> **Task details**:
Pick out each line containing the string "КдТО" and copy it.

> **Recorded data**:

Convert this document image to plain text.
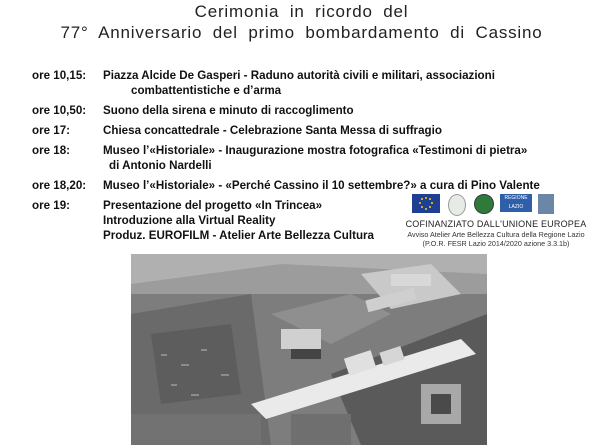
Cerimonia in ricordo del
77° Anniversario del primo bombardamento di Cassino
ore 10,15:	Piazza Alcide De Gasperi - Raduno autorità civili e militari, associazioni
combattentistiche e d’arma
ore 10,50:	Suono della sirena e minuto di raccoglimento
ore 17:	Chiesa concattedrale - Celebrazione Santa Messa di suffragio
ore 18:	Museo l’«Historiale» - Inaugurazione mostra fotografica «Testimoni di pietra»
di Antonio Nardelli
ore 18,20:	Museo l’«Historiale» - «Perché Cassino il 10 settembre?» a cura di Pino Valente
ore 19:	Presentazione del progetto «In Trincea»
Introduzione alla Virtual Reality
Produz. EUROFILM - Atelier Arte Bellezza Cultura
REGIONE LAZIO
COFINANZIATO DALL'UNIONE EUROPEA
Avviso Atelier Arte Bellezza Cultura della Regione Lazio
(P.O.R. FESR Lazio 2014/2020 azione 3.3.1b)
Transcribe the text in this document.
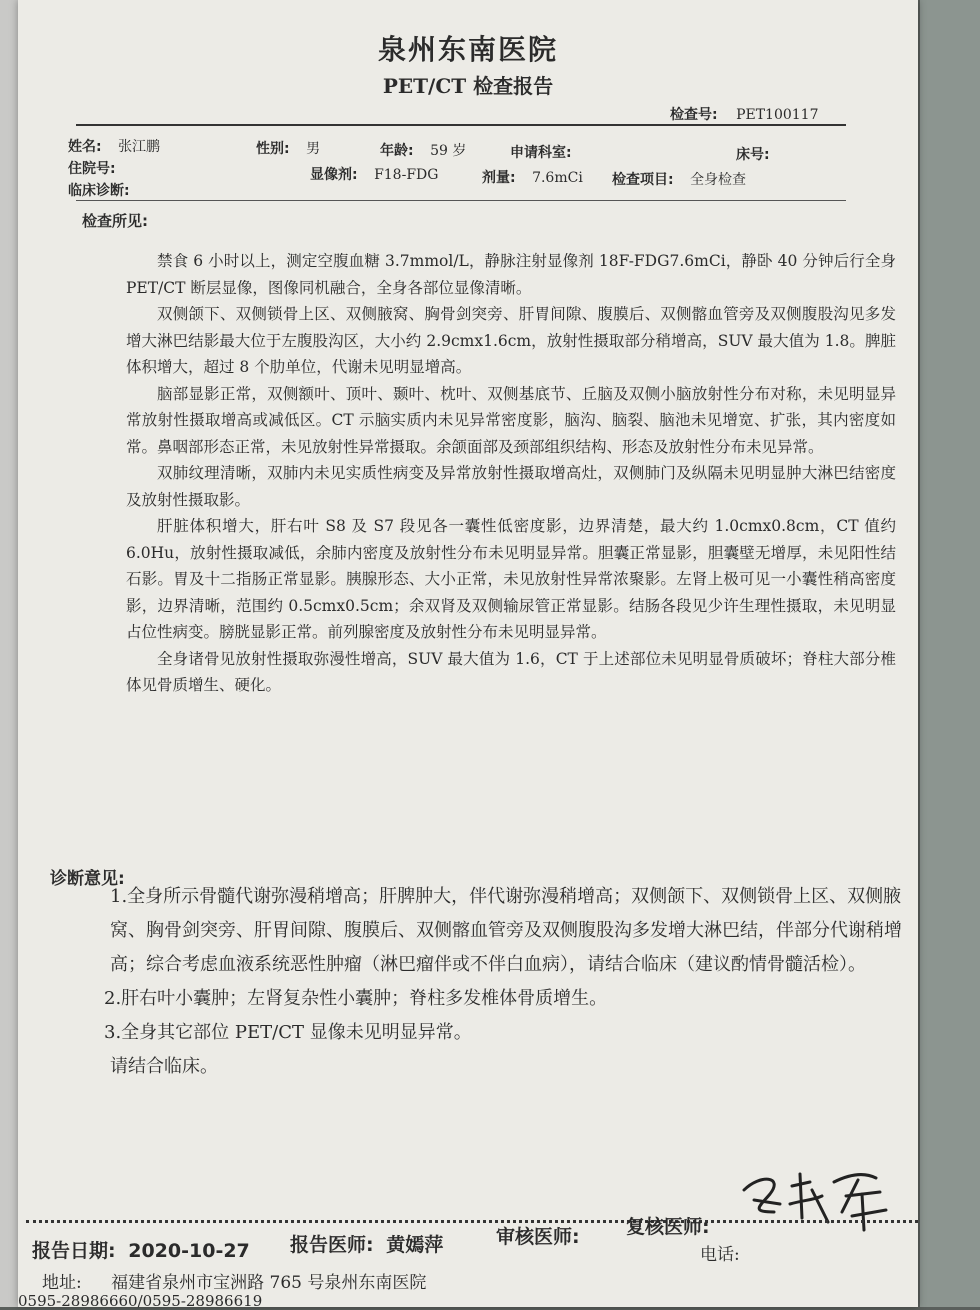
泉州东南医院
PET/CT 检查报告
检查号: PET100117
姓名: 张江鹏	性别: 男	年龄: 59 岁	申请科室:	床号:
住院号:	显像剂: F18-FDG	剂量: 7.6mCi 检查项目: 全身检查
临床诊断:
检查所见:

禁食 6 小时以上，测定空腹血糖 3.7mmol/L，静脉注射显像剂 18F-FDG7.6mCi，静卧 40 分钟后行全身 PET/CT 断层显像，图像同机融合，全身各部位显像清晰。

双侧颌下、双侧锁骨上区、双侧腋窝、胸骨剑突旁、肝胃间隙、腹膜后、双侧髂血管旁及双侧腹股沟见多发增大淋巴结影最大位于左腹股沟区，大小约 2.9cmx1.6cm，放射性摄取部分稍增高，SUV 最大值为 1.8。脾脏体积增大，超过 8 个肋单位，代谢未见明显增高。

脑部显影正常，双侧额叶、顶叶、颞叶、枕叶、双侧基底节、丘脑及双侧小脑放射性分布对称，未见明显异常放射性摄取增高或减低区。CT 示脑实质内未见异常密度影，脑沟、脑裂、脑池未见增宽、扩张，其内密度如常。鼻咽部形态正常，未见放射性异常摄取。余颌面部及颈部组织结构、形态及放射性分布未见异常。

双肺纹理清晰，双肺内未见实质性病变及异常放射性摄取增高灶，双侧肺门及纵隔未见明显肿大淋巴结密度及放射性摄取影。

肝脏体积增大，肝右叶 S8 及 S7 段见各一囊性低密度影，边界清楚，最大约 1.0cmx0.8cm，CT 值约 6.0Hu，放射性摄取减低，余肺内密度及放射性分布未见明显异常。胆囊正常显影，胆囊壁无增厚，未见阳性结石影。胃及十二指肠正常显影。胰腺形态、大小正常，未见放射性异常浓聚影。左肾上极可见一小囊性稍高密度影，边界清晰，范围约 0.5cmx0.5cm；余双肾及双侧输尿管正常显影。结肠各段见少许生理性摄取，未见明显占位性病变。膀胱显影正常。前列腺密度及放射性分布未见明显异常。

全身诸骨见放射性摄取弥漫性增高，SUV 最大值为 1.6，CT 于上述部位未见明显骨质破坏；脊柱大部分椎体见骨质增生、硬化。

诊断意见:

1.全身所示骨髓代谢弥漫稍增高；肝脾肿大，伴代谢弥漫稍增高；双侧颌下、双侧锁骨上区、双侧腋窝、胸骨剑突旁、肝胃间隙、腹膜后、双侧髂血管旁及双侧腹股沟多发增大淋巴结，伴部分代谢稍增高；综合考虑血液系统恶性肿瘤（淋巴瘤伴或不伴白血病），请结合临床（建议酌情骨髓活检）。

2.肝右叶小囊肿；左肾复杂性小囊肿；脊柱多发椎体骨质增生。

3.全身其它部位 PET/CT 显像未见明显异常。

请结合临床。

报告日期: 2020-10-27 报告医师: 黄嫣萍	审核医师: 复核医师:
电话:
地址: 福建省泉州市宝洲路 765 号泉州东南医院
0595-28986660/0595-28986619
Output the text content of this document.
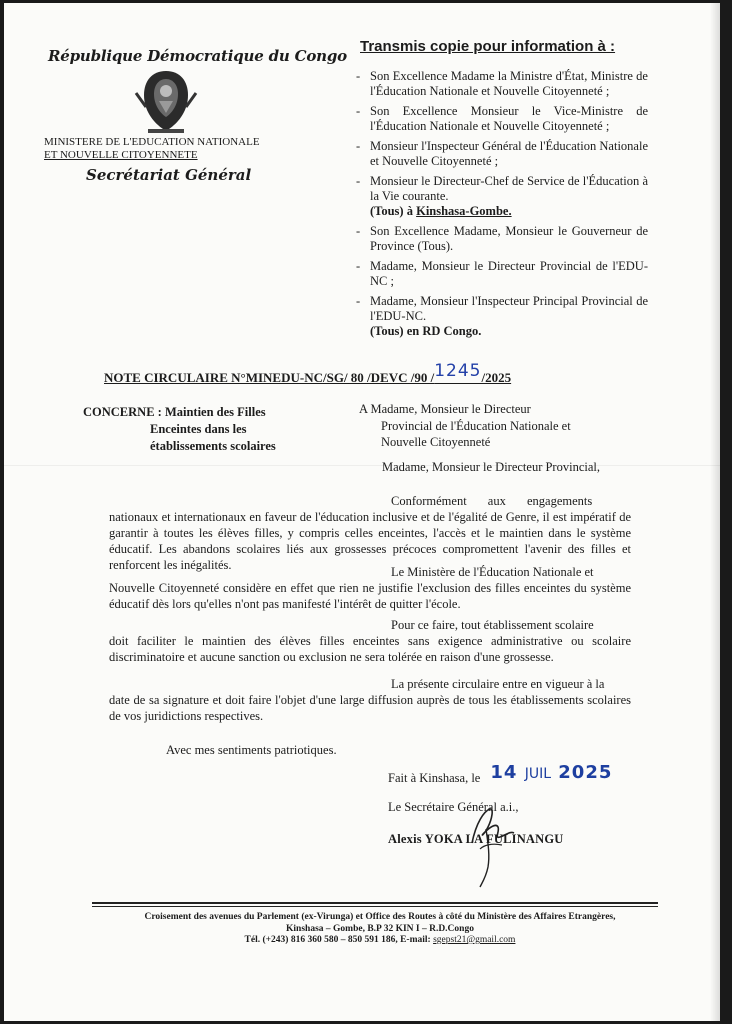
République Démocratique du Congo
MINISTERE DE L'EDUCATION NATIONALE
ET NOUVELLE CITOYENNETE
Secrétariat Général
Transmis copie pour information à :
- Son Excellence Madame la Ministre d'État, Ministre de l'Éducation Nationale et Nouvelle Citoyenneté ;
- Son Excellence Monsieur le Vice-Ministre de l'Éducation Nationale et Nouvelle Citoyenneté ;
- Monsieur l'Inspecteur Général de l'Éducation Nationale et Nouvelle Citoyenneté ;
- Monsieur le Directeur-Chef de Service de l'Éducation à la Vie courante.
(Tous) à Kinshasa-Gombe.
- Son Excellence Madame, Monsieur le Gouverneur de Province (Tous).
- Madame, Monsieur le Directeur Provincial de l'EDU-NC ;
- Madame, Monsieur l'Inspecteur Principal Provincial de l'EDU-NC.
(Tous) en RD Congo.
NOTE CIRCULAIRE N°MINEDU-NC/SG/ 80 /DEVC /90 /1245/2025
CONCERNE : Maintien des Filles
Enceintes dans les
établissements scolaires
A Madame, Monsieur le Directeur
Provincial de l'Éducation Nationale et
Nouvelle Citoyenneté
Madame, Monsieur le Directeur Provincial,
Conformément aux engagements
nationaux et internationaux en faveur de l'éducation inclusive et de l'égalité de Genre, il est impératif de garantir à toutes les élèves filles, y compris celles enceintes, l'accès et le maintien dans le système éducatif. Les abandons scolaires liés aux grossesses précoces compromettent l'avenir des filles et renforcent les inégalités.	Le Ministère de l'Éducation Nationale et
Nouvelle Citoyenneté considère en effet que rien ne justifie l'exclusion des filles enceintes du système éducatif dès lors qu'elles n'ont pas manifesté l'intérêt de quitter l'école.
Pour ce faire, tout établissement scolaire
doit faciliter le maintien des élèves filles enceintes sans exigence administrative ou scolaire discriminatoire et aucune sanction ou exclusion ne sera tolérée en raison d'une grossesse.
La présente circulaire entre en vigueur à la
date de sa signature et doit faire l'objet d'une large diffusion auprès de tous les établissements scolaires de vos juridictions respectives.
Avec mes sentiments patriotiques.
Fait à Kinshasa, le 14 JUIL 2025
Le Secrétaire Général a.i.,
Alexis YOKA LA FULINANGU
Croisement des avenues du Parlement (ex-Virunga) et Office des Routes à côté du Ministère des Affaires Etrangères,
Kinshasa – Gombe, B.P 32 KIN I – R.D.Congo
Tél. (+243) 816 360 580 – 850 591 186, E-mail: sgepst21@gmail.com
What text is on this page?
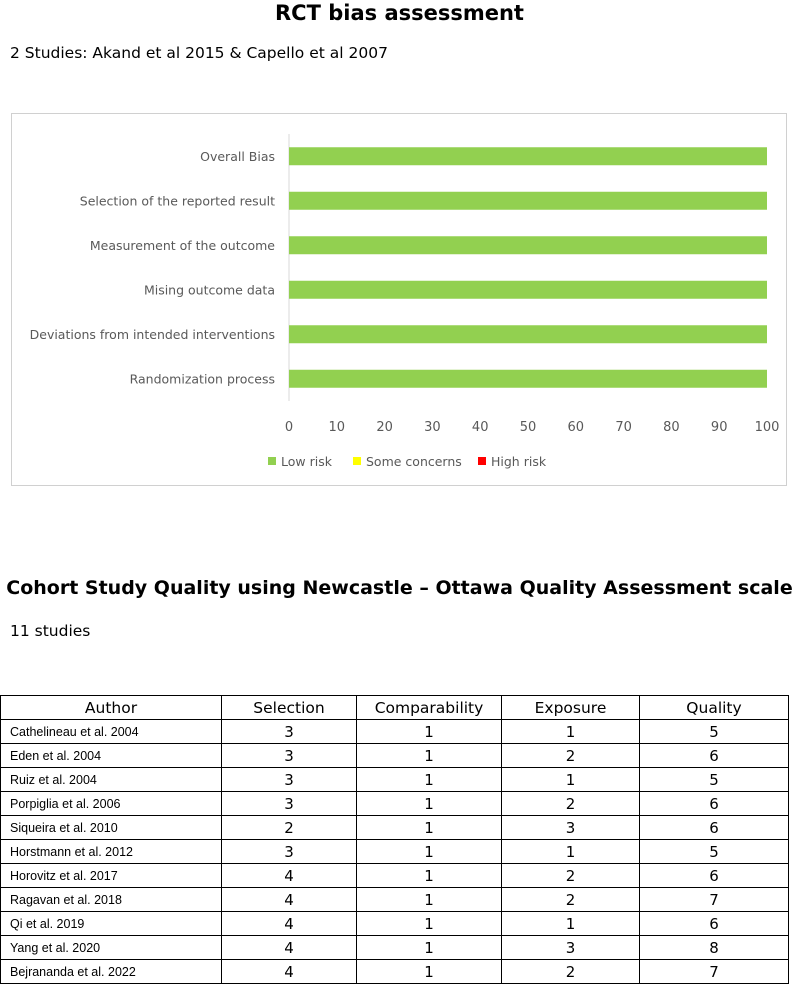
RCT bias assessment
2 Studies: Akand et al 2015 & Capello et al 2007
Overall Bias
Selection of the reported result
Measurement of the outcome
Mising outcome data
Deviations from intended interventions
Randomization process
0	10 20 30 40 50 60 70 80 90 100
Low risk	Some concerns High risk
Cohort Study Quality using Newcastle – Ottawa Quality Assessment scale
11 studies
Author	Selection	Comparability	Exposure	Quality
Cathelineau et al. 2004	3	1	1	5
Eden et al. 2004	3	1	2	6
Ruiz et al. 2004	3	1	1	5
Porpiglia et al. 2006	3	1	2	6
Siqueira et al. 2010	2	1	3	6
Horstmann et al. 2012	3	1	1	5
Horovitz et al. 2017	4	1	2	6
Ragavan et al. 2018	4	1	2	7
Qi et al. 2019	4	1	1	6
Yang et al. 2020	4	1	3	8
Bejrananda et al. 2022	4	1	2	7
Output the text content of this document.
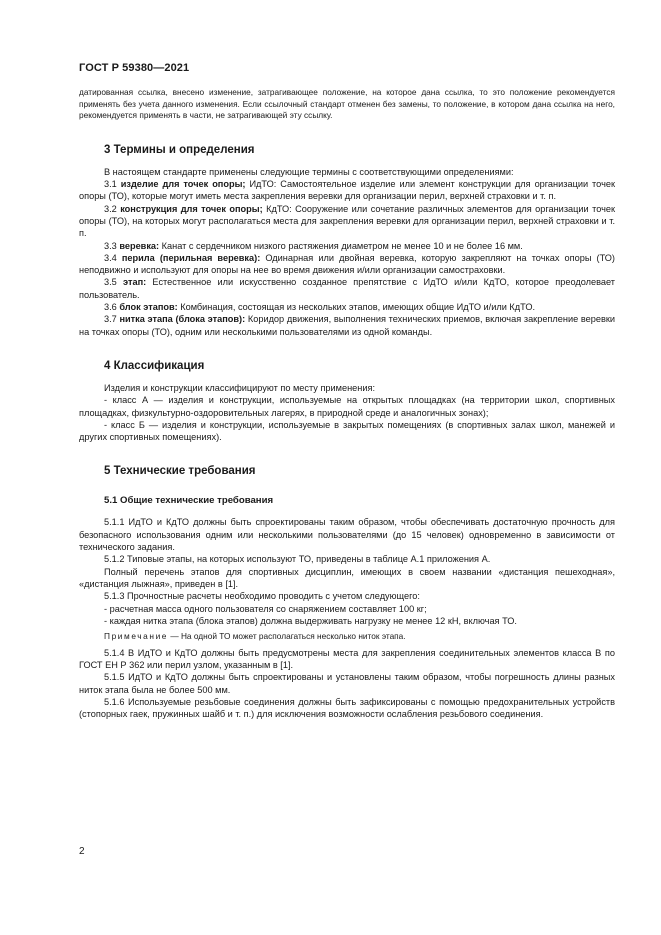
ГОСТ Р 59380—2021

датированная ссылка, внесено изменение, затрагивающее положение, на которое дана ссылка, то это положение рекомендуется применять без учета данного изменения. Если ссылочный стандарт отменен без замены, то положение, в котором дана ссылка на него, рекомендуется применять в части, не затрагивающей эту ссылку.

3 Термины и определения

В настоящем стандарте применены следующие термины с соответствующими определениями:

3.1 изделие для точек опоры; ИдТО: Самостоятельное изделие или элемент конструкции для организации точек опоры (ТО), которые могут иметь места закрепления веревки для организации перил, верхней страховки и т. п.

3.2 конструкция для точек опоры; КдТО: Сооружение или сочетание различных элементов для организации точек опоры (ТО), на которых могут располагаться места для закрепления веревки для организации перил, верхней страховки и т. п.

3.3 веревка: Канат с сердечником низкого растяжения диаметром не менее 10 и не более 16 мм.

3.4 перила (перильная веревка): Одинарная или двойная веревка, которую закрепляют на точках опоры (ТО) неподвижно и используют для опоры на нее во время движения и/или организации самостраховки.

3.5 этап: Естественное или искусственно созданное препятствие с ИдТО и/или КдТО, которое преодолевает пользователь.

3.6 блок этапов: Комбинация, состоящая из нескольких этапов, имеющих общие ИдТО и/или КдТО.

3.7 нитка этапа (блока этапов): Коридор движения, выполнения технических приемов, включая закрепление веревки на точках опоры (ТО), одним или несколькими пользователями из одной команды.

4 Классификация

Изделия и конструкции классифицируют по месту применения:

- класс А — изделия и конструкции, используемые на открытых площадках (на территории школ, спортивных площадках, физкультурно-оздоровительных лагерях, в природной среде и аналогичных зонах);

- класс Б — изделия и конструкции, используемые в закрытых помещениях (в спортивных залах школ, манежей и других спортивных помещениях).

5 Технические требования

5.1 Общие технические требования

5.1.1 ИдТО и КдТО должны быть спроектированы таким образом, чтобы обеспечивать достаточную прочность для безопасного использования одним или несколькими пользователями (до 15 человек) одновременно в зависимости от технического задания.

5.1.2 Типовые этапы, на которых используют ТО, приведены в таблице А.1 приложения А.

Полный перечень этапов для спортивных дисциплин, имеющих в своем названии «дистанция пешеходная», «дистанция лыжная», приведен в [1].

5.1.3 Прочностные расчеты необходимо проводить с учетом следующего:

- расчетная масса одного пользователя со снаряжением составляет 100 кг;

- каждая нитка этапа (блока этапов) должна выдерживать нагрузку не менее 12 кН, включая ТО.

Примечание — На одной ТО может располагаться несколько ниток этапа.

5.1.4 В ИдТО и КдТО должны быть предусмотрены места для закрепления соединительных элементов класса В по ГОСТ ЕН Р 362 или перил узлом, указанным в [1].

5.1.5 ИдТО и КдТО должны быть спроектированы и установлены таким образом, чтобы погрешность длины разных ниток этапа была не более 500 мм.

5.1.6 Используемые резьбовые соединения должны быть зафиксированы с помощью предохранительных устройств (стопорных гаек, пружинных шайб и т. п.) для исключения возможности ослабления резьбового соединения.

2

> **Solution for this problem**:
3.2 конструкция для точек опоры; КдТО: Сооружение или сочетание различных элементов для организации точек опоры (ТО), на которых могут располагаться места для закрепления веревки для организации перил, верхней страховки и т. п.
3.5 этап: Естественное или искусственно созданное препятствие с ИдТО и/или КдТО, которое преодолевает пользователь.
3.6 блок этапов: Комбинация, состоящая из нескольких этапов, имеющих общие ИдТО и/или КдТО.
5.1.1 ИдТО и КдТО должны быть спроектированы таким образом, чтобы обеспечивать достаточную прочность для безопасного использования одним или несколькими пользователями (до 15 человек) одновременно в зависимости от технического задания.
5.1.4 В ИдТО и КдТО должны быть предусмотрены места для закрепления соединительных элементов класса В по ГОСТ ЕН Р 362 или перил узлом, указанным в [1].
5.1.5 ИдТО и КдТО должны быть спроектированы и установлены таким образом, чтобы погрешность длины разных ниток этапа была не более 500 мм.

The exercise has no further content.